* [Task details]:
Tally the lines that contain "Ovládání" and report the total alone.

* [Task material]:
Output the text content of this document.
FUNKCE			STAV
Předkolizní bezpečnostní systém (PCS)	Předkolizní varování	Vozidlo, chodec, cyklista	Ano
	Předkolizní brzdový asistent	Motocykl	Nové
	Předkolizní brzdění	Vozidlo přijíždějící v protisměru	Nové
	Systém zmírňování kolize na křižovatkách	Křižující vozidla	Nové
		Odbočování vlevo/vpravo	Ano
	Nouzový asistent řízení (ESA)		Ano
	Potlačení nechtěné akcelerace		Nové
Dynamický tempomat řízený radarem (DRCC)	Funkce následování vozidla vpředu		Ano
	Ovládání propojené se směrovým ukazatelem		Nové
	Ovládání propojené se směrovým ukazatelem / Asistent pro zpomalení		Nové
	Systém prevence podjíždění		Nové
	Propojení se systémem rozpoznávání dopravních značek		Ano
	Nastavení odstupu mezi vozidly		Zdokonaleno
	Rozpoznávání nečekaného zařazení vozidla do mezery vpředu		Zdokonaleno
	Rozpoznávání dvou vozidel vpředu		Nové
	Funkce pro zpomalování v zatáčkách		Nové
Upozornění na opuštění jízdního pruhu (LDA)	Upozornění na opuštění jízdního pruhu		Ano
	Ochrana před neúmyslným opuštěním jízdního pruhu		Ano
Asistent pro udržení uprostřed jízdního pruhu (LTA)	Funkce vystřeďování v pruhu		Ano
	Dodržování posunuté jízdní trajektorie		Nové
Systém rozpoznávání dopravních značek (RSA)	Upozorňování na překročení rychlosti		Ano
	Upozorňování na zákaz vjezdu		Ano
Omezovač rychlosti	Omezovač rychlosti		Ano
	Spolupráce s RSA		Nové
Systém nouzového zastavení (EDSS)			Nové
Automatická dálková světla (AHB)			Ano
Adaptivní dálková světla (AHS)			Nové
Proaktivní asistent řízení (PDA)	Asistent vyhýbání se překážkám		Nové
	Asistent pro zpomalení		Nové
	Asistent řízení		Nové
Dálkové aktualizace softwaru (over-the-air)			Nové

==

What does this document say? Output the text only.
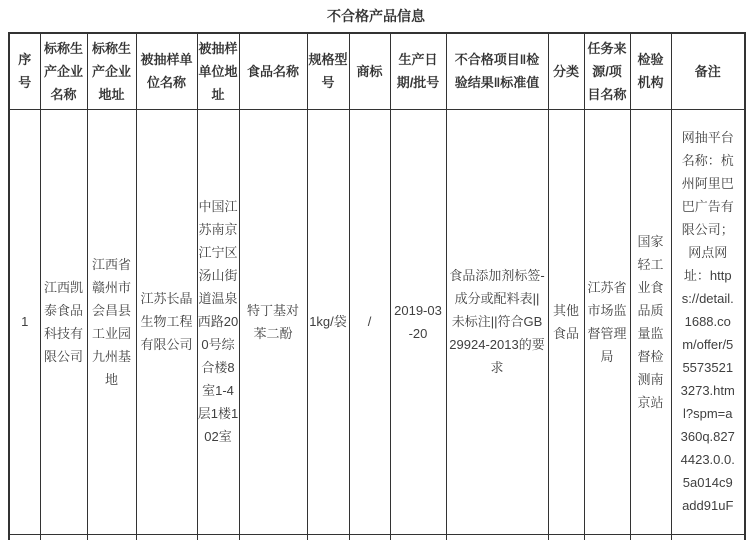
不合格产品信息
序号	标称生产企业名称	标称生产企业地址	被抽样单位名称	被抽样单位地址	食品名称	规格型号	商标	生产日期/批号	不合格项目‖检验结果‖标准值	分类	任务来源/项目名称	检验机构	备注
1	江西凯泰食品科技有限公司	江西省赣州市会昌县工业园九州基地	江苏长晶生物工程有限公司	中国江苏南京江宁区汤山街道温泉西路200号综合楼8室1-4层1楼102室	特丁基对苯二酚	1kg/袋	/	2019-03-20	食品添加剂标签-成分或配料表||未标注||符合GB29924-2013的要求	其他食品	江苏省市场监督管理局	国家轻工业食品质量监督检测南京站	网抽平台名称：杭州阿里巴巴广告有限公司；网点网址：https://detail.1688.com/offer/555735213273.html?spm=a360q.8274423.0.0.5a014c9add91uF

* [Completed task]:
2